Give every line of the material below as a numbered list, leaving out the blank lines and the picture.

═══ EXCERPTED RECORDS

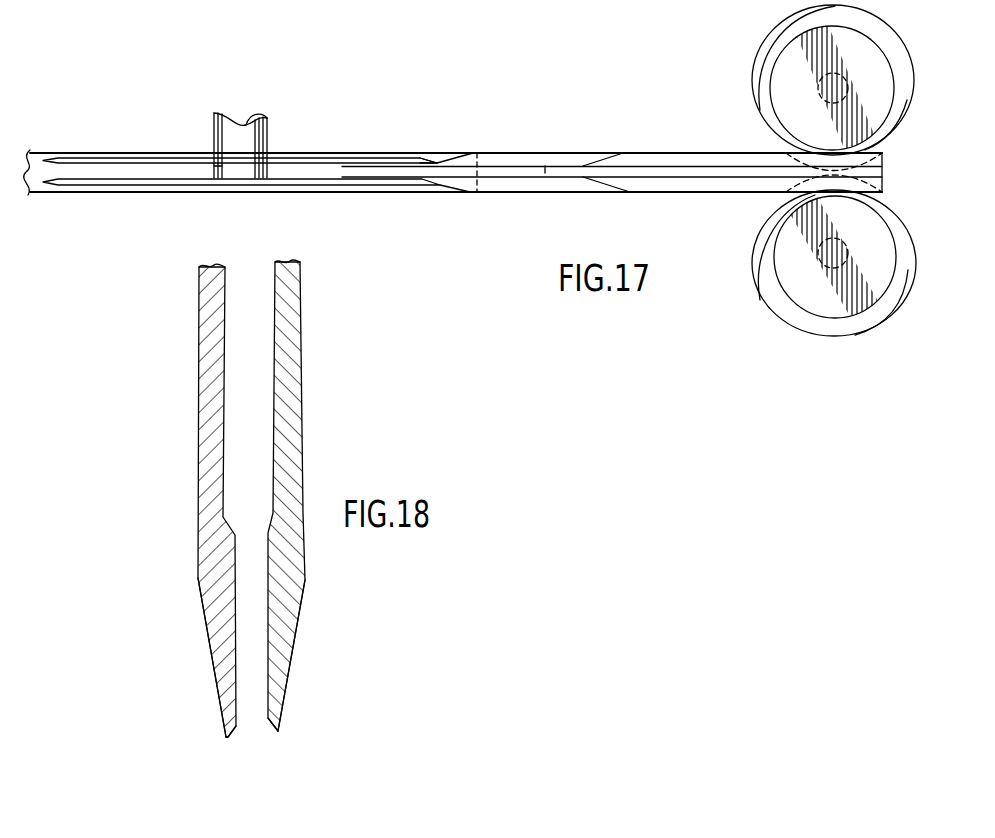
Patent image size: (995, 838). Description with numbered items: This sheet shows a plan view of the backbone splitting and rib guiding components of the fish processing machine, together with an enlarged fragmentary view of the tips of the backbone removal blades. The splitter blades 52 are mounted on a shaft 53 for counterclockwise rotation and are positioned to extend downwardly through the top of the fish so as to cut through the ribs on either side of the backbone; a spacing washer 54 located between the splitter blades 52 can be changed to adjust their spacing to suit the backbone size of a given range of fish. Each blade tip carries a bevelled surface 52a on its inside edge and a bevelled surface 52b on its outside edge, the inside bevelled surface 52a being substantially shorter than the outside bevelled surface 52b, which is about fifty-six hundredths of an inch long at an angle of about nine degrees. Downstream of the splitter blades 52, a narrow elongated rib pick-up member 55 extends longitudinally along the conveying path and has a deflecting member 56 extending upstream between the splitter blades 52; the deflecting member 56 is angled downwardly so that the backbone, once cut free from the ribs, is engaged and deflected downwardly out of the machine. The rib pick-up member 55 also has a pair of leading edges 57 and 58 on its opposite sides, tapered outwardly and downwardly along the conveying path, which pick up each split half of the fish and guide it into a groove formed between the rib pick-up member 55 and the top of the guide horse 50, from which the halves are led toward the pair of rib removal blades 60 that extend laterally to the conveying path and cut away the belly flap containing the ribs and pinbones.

In FIG. 17, the guide horse 50 is at (47, 153).
In FIG. 17, the splitter blades 52 is at (126, 162).
In FIG. 18, the splitter blades 52 is at (198, 421).
In FIG. 18, the bevelled surface on inside edge 52a is at (227, 738).
In FIG. 18, the bevelled surface on outside edge 52b is at (213, 665).
In FIG. 17, the shaft 53 is at (267, 120).
In FIG. 17, the spacing washer 54 is at (216, 167).
In FIG. 17, the rib pick-up member 55 is at (693, 128).
In FIG. 17, the deflecting member 56 is at (431, 124).
In FIG. 17, the leading edge 57 is at (458, 153).
In FIG. 17, the leading edge 58 is at (455, 190).
In FIG. 17, the rib removal blades 60 is at (765, 52).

══════

SOLUTION FOR THIS PROBLEM
1. Patent image size: (995, 838). Description with numbered items: This sheet shows a plan view of the backbone splitting and rib guiding components of the fish processing machine, together with an enlarged fragmentary view of the tips of the backbone removal blades. The splitter blades 52 are mounted on a shaft 53 for counterclockwise rotation and are positioned to extend downwardly through the top of the fish so as to cut through the ribs on either side of the backbone; a spacing washer 54 located between the splitter blades 52 can be changed to adjust their spacing to suit the backbone size of a given range of fish. Each blade tip carries a bevelled surface 52a on its inside edge and a bevelled surface 52b on its outside edge, the inside bevelled surface 52a being substantially shorter than the outside bevelled surface 52b, which is about fifty-six hundredths of an inch long at an angle of about nine degrees. Downstream of the splitter blades 52, a narrow elongated rib pick-up member 55 extends longitudinally along the conveying path and has a deflecting member 56 extending upstream between the splitter blades 52; the deflecting member 56 is angled downwardly so that the backbone, once cut free from the ribs, is engaged and deflected downwardly out of the machine. The rib pick-up member 55 also has a pair of leading edges 57 and 58 on its opposite sides, tapered outwardly and downwardly along the conveying path, which pick up each split half of the fish and guide it into a groove formed between the rib pick-up member 55 and the top of the guide horse 50, from which the halves are led toward the pair of rib removal blades 60 that extend laterally to the conveying path and cut away the belly flap containing the ribs and pinbones.
2. In FIG. 17, the guide horse 50 is at (47, 153).
3. In FIG. 17, the splitter blades 52 is at (126, 162).
4. In FIG. 18, the splitter blades 52 is at (198, 421).
5. In FIG. 18, the bevelled surface on inside edge 52a is at (227, 738).
6. In FIG. 18, the bevelled surface on outside edge 52b is at (213, 665).
7. In FIG. 17, the shaft 53 is at (267, 120).
8. In FIG. 17, the spacing washer 54 is at (216, 167).
9. In FIG. 17, the rib pick-up member 55 is at (693, 128).
10. In FIG. 17, the deflecting member 56 is at (431, 124).
11. In FIG. 17, the leading edge 57 is at (458, 153).
12. In FIG. 17, the leading edge 58 is at (455, 190).
13. In FIG. 17, the rib removal blades 60 is at (765, 52).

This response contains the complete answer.